*SHORT TASK:* In the listing below, find every line with the string "value" and pull it out.

*MATERIAL FOR THIS TASK:*
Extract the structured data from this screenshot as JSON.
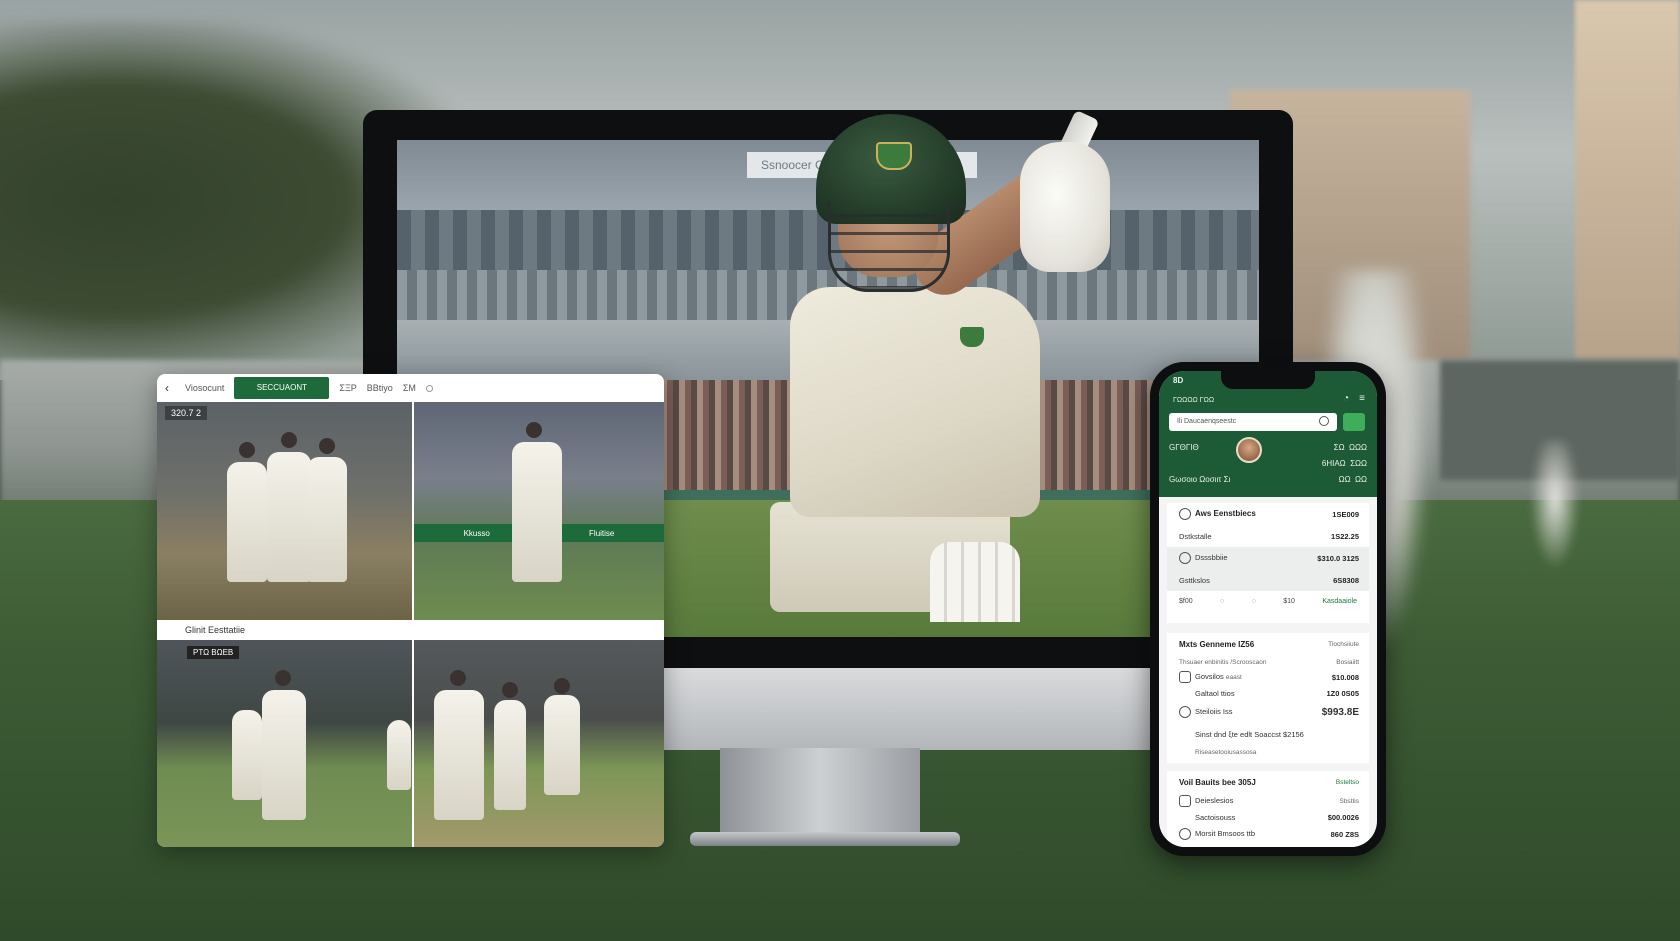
{
  "tablet": {
    "back_icon": "‹",
    "nav_label": "Viosocunt",
    "active_tab": "SECCUAONT",
    "links": [
      "ΣΞΡ",
      "BBtiyo",
      "ΣΜ"
    ],
    "tile_score": "320.7 2",
    "hoarding_left": "Kkusso",
    "hoarding_right": "Fluitise",
    "caption": "Glinit  Eesttatiie",
    "scoreboard": "ΡΤΩ ΒΩΕΒ"
  },
  "monitor": {
    "stadium_banner": "Ssnoocer Canmsty"
  },
  "phone": {
    "status_time": "8D",
    "brand": "ΓΩΩΩΩ ΓΩΩ",
    "search_placeholder": "Ili Daucaenqseestc",
    "score_rows": [
      {
        "left": "GΓΘΓΙΘ",
        "right_a": "ΣΩ",
        "right_b": "ΩΩΩ"
      },
      {
        "left": "",
        "right_a": "6ΗΙΑΩ",
        "right_b": "ΣΩΩ"
      },
      {
        "left": "Gωσοιο  Ωοσιιτ  Σι",
        "right_a": "ΩΩ",
        "right_b": "ΩΩ"
      }
    ],
    "card1": [
      {
        "label": "Aws Eenstbiecs",
        "value": "1SE009"
      },
      {
        "label": "Dstkstalle",
        "value": "1S22.25"
      },
      {
        "label": "Dsssbbiie",
        "value": "$310.0 3125"
      },
      {
        "label": "Gsttkslos",
        "value": "6S8308"
      }
    ],
    "card1_footer": [
      "$f00",
      "◌",
      "◌",
      "$10",
      "Kasdaaiole"
    ],
    "card2_title": "Mxts Genneme IZ56",
    "card2_title_right": "Tiochsiiute",
    "card2_sub": "Thsuaer enbinitis /Scrooscaon",
    "card2_sub_right": "Bosiaiitt",
    "card2_lines": [
      {
        "label": "Govsilos",
        "mid": "eaast",
        "value": "$10.008"
      },
      {
        "label": "Galtaol ttios",
        "mid": "",
        "value": "1Z0 0S05"
      },
      {
        "label": "Steiloiis Iss",
        "mid": "",
        "value": "$993.8E"
      },
      {
        "label": "Sinst dnd ξte edlt Soaccst $2156",
        "mid": "",
        "value": ""
      },
      {
        "label": "Riseasetooiusassosa",
        "mid": "",
        "value": ""
      }
    ],
    "card3_title": "Voil Bauits bee 305J",
    "card3_title_right": "Bsteltso",
    "card3_lines": [
      {
        "label": "Deieslesios",
        "value": "Sbsttis"
      },
      {
        "label": "Sactoisouss",
        "value": "$00.0026"
      },
      {
        "label": "Morsit Bmsoos ttb",
        "value": "860 Z8S"
      }
    ]
  },
  "colors": {
    "brand_green": "#1c5b35",
    "accent_green": "#3fae5a",
    "tab_green": "#1d6b3a"
  }
}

*COMPLETED TASK:*
        "value": "1SE009"
        "value": "1S22.25"
        "value": "$310.0 3125"
        "value": "6S8308"
        "value": "$10.008"
        "value": "1Z0 0S05"
        "value": "$993.8E"
        "value": ""
        "value": ""
        "value": "Sbsttis"
        "value": "$00.0026"
        "value": "860 Z8S"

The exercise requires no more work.